__Task directions__
Gather up the lines with the word "المادة" in them.

** BEGIN **

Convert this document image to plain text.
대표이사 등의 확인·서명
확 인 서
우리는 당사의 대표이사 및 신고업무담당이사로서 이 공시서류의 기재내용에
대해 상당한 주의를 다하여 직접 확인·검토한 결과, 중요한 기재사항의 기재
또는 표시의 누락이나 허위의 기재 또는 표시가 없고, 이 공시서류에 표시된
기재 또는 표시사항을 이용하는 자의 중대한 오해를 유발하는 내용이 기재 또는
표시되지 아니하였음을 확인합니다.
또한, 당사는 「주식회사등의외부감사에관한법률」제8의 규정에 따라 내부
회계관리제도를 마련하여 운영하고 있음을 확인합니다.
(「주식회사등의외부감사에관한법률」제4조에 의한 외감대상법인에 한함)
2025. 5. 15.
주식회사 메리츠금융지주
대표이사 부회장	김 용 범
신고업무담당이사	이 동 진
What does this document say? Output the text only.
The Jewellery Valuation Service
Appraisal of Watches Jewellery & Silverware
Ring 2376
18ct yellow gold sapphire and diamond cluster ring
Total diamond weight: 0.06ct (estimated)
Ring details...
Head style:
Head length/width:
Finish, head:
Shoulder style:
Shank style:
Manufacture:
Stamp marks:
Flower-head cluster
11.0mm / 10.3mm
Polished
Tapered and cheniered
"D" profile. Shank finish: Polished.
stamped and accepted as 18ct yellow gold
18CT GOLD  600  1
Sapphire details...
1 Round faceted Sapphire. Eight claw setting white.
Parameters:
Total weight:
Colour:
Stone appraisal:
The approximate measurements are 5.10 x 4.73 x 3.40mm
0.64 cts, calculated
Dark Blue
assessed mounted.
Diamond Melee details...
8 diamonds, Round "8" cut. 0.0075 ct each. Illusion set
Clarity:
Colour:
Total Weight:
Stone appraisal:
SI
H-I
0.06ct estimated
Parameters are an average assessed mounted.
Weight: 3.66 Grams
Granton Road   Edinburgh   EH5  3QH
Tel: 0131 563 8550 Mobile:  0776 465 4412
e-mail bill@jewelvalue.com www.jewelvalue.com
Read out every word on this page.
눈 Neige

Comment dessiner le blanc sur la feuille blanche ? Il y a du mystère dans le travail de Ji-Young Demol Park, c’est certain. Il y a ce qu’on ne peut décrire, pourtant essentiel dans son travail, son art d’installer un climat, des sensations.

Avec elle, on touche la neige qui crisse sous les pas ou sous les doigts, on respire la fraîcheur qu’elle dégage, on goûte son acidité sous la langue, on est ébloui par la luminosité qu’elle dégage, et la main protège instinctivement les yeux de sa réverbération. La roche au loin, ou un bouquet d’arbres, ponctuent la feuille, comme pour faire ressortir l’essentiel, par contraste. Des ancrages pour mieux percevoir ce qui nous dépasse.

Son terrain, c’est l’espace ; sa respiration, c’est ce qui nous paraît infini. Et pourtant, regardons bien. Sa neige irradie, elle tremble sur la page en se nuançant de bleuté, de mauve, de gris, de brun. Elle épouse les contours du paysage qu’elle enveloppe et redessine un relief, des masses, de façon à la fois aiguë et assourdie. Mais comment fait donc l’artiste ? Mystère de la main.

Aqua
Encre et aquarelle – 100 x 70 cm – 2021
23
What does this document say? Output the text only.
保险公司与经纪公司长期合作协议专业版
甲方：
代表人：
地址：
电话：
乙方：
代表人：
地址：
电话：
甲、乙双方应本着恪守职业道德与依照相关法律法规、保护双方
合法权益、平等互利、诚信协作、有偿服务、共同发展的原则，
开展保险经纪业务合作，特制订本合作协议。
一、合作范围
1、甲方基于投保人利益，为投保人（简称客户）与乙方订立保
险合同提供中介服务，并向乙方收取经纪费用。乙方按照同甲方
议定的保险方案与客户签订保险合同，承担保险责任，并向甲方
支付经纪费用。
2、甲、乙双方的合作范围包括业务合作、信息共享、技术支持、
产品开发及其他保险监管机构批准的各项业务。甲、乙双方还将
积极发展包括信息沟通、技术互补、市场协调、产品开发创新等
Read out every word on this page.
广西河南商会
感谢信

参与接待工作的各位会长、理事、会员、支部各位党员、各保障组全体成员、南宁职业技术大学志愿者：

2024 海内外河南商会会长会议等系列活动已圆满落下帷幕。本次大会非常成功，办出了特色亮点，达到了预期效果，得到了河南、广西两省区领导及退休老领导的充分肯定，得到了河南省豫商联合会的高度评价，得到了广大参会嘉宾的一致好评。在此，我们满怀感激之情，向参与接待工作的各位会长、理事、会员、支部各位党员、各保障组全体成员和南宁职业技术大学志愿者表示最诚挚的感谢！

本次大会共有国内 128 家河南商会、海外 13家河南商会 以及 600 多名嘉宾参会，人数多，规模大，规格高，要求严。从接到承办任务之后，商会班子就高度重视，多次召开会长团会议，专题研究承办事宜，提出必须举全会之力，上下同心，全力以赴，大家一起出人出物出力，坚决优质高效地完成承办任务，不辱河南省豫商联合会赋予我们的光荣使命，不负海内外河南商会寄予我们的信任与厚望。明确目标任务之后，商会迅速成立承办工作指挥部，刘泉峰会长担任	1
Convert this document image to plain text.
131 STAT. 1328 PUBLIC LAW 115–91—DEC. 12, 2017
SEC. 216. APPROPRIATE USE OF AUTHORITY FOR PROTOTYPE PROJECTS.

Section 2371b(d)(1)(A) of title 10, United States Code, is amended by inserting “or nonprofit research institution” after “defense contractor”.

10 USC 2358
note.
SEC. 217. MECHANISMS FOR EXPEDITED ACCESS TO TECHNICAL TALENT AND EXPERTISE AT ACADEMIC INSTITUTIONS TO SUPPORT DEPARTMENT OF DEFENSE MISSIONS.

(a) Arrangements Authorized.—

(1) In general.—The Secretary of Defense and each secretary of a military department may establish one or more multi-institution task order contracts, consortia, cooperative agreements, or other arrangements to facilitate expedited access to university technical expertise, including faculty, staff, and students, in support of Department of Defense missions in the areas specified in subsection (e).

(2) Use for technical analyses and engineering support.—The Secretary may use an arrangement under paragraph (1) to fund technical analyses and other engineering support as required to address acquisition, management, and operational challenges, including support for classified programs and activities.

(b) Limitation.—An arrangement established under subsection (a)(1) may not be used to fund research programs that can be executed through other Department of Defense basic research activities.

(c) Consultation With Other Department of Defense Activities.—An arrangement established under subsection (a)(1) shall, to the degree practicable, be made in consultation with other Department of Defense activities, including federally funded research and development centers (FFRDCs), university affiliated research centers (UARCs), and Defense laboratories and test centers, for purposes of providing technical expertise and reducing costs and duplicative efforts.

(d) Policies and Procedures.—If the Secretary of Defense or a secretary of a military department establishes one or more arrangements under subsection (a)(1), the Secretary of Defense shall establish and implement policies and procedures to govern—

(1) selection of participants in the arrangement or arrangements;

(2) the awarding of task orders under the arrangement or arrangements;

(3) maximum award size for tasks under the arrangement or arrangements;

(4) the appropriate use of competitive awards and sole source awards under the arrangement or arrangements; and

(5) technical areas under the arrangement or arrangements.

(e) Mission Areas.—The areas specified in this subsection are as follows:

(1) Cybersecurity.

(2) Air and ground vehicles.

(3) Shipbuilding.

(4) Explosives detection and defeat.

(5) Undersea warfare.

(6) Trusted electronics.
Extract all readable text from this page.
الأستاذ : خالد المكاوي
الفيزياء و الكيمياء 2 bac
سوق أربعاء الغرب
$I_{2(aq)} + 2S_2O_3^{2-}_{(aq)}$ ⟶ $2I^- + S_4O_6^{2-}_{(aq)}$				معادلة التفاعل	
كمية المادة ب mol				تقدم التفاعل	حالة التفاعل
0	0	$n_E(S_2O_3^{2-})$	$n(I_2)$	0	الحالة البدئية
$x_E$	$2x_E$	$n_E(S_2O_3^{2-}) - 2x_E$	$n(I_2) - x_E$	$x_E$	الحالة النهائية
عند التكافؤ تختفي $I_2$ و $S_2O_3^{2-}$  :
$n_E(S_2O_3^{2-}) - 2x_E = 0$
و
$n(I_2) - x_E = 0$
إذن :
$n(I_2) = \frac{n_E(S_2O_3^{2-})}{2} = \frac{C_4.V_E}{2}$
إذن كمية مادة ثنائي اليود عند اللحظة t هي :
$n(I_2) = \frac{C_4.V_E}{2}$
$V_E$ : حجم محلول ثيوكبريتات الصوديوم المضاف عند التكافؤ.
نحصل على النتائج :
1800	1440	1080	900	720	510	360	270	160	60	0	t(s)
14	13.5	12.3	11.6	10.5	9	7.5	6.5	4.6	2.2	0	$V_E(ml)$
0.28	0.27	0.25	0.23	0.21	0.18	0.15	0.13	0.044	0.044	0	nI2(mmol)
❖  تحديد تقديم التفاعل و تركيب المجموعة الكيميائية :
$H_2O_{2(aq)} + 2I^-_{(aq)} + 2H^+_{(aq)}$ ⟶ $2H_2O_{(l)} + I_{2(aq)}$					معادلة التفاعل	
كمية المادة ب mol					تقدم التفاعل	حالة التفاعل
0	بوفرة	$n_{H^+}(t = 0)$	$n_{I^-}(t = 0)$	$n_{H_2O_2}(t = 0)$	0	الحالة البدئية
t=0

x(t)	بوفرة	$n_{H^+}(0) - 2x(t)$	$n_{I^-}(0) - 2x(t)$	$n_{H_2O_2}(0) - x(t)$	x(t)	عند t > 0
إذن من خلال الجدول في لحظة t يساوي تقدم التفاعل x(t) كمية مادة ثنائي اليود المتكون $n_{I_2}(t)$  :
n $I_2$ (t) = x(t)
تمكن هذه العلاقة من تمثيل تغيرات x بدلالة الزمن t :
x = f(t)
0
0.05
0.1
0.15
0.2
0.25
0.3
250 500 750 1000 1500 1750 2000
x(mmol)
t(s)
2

** END **

__Full response__
كمية المادة ب mol				تقدم التفاعل	حالة التفاعل
كمية المادة ب mol					تقدم التفاعل	حالة التفاعل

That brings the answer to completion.